_SHORT EXERCISE_:
Look at the entries below and reproduce them exactly.

_RECORDS TO USE_:

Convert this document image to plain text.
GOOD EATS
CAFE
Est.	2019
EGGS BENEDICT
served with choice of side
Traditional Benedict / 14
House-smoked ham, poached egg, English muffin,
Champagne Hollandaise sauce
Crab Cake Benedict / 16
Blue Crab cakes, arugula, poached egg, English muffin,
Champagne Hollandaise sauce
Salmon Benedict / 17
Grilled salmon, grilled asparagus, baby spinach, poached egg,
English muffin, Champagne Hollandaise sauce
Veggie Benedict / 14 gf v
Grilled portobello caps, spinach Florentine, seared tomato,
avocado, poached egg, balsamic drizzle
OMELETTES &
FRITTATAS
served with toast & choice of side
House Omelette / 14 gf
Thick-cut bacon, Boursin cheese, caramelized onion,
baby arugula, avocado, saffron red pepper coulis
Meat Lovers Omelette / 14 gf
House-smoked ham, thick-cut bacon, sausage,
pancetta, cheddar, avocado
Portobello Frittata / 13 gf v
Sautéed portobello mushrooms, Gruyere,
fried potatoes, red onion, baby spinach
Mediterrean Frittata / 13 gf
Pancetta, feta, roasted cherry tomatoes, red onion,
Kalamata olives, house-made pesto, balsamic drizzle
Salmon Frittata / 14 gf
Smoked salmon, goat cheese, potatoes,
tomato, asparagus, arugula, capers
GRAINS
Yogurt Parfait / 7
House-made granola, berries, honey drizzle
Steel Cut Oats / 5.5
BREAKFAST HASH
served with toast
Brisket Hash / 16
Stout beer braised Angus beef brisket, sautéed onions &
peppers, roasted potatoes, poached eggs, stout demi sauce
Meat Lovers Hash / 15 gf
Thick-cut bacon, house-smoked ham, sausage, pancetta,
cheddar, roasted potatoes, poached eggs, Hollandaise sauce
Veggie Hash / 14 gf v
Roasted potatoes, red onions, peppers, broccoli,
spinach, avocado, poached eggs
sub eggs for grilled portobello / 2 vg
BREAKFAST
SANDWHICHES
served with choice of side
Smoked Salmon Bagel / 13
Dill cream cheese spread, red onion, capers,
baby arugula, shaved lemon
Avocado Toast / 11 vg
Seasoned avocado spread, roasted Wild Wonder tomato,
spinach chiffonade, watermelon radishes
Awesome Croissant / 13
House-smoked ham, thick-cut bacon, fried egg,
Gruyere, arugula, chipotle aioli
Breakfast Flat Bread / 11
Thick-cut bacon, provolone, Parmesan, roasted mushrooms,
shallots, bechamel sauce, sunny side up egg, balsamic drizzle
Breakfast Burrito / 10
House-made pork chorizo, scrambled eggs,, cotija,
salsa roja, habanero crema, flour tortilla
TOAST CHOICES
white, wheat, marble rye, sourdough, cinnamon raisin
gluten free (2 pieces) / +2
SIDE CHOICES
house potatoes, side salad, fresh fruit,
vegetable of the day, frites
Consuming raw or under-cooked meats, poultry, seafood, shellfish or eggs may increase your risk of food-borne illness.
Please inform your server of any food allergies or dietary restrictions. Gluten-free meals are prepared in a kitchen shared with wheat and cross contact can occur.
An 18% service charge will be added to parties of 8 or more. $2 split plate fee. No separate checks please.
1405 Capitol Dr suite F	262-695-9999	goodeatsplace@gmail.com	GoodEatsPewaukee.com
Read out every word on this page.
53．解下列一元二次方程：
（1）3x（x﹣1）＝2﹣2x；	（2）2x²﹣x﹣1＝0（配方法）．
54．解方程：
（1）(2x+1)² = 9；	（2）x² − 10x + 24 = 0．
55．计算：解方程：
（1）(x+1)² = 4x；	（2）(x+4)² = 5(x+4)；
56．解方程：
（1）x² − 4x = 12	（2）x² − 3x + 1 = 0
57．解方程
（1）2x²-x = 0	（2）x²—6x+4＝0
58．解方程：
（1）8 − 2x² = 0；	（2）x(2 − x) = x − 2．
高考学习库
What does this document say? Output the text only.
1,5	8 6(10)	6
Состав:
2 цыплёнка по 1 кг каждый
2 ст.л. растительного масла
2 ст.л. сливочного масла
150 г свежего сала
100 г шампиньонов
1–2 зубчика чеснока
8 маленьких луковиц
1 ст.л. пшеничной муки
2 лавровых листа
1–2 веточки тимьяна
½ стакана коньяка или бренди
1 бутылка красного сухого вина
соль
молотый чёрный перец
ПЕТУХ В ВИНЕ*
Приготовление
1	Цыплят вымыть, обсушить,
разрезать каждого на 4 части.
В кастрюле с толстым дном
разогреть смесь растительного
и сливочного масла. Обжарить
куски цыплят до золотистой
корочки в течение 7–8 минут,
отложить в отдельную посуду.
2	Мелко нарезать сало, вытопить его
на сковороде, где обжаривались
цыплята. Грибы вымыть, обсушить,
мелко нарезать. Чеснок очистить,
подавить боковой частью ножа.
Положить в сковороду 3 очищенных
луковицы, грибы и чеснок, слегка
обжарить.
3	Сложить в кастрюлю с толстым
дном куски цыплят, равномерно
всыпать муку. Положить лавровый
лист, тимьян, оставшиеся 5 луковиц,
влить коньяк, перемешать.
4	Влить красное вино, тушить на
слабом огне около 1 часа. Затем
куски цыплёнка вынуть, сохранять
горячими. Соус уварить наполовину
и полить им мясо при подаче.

_COMPLETE OUTPUT_:
Convert this document image to plain text.
GOOD EATS
CAFE
Est.	2019
EGGS BENEDICT
served with choice of side
Traditional Benedict / 14
House-smoked ham, poached egg, English muffin,
Champagne Hollandaise sauce
Crab Cake Benedict / 16
Blue Crab cakes, arugula, poached egg, English muffin,
Champagne Hollandaise sauce
Salmon Benedict / 17
Grilled salmon, grilled asparagus, baby spinach, poached egg,
English muffin, Champagne Hollandaise sauce
Veggie Benedict / 14 gf v
Grilled portobello caps, spinach Florentine, seared tomato,
avocado, poached egg, balsamic drizzle
OMELETTES &
FRITTATAS
served with toast & choice of side
House Omelette / 14 gf
Thick-cut bacon, Boursin cheese, caramelized onion,
baby arugula, avocado, saffron red pepper coulis
Meat Lovers Omelette / 14 gf
House-smoked ham, thick-cut bacon, sausage,
pancetta, cheddar, avocado
Portobello Frittata / 13 gf v
Sautéed portobello mushrooms, Gruyere,
fried potatoes, red onion, baby spinach
Mediterrean Frittata / 13 gf
Pancetta, feta, roasted cherry tomatoes, red onion,
Kalamata olives, house-made pesto, balsamic drizzle
Salmon Frittata / 14 gf
Smoked salmon, goat cheese, potatoes,
tomato, asparagus, arugula, capers
GRAINS
Yogurt Parfait / 7
House-made granola, berries, honey drizzle
Steel Cut Oats / 5.5
BREAKFAST HASH
served with toast
Brisket Hash / 16
Stout beer braised Angus beef brisket, sautéed onions &
peppers, roasted potatoes, poached eggs, stout demi sauce
Meat Lovers Hash / 15 gf
Thick-cut bacon, house-smoked ham, sausage, pancetta,
cheddar, roasted potatoes, poached eggs, Hollandaise sauce
Veggie Hash / 14 gf v
Roasted potatoes, red onions, peppers, broccoli,
spinach, avocado, poached eggs
sub eggs for grilled portobello / 2 vg
BREAKFAST
SANDWHICHES
served with choice of side
Smoked Salmon Bagel / 13
Dill cream cheese spread, red onion, capers,
baby arugula, shaved lemon
Avocado Toast / 11 vg
Seasoned avocado spread, roasted Wild Wonder tomato,
spinach chiffonade, watermelon radishes
Awesome Croissant / 13
House-smoked ham, thick-cut bacon, fried egg,
Gruyere, arugula, chipotle aioli
Breakfast Flat Bread / 11
Thick-cut bacon, provolone, Parmesan, roasted mushrooms,
shallots, bechamel sauce, sunny side up egg, balsamic drizzle
Breakfast Burrito / 10
House-made pork chorizo, scrambled eggs,, cotija,
salsa roja, habanero crema, flour tortilla
TOAST CHOICES
white, wheat, marble rye, sourdough, cinnamon raisin
gluten free (2 pieces) / +2
SIDE CHOICES
house potatoes, side salad, fresh fruit,
vegetable of the day, frites
Consuming raw or under-cooked meats, poultry, seafood, shellfish or eggs may increase your risk of food-borne illness.
Please inform your server of any food allergies or dietary restrictions. Gluten-free meals are prepared in a kitchen shared with wheat and cross contact can occur.
An 18% service charge will be added to parties of 8 or more. $2 split plate fee. No separate checks please.
1405 Capitol Dr suite F	262-695-9999	goodeatsplace@gmail.com	GoodEatsPewaukee.com
Read out every word on this page.
53．解下列一元二次方程：
（1）3x（x﹣1）＝2﹣2x；	（2）2x²﹣x﹣1＝0（配方法）．
54．解方程：
（1）(2x+1)² = 9；	（2）x² − 10x + 24 = 0．
55．计算：解方程：
（1）(x+1)² = 4x；	（2）(x+4)² = 5(x+4)；
56．解方程：
（1）x² − 4x = 12	（2）x² − 3x + 1 = 0
57．解方程
（1）2x²-x = 0	（2）x²—6x+4＝0
58．解方程：
（1）8 − 2x² = 0；	（2）x(2 − x) = x − 2．
高考学习库
What does this document say? Output the text only.
1,5	8 6(10)	6
Состав:
2 цыплёнка по 1 кг каждый
2 ст.л. растительного масла
2 ст.л. сливочного масла
150 г свежего сала
100 г шампиньонов
1–2 зубчика чеснока
8 маленьких луковиц
1 ст.л. пшеничной муки
2 лавровых листа
1–2 веточки тимьяна
½ стакана коньяка или бренди
1 бутылка красного сухого вина
соль
молотый чёрный перец
ПЕТУХ В ВИНЕ*
Приготовление
1	Цыплят вымыть, обсушить,
разрезать каждого на 4 части.
В кастрюле с толстым дном
разогреть смесь растительного
и сливочного масла. Обжарить
куски цыплят до золотистой
корочки в течение 7–8 минут,
отложить в отдельную посуду.
2	Мелко нарезать сало, вытопить его
на сковороде, где обжаривались
цыплята. Грибы вымыть, обсушить,
мелко нарезать. Чеснок очистить,
подавить боковой частью ножа.
Положить в сковороду 3 очищенных
луковицы, грибы и чеснок, слегка
обжарить.
3	Сложить в кастрюлю с толстым
дном куски цыплят, равномерно
всыпать муку. Положить лавровый
лист, тимьян, оставшиеся 5 луковиц,
влить коньяк, перемешать.
4	Влить красное вино, тушить на
слабом огне около 1 часа. Затем
куски цыплёнка вынуть, сохранять
горячими. Соус уварить наполовину
и полить им мясо при подаче.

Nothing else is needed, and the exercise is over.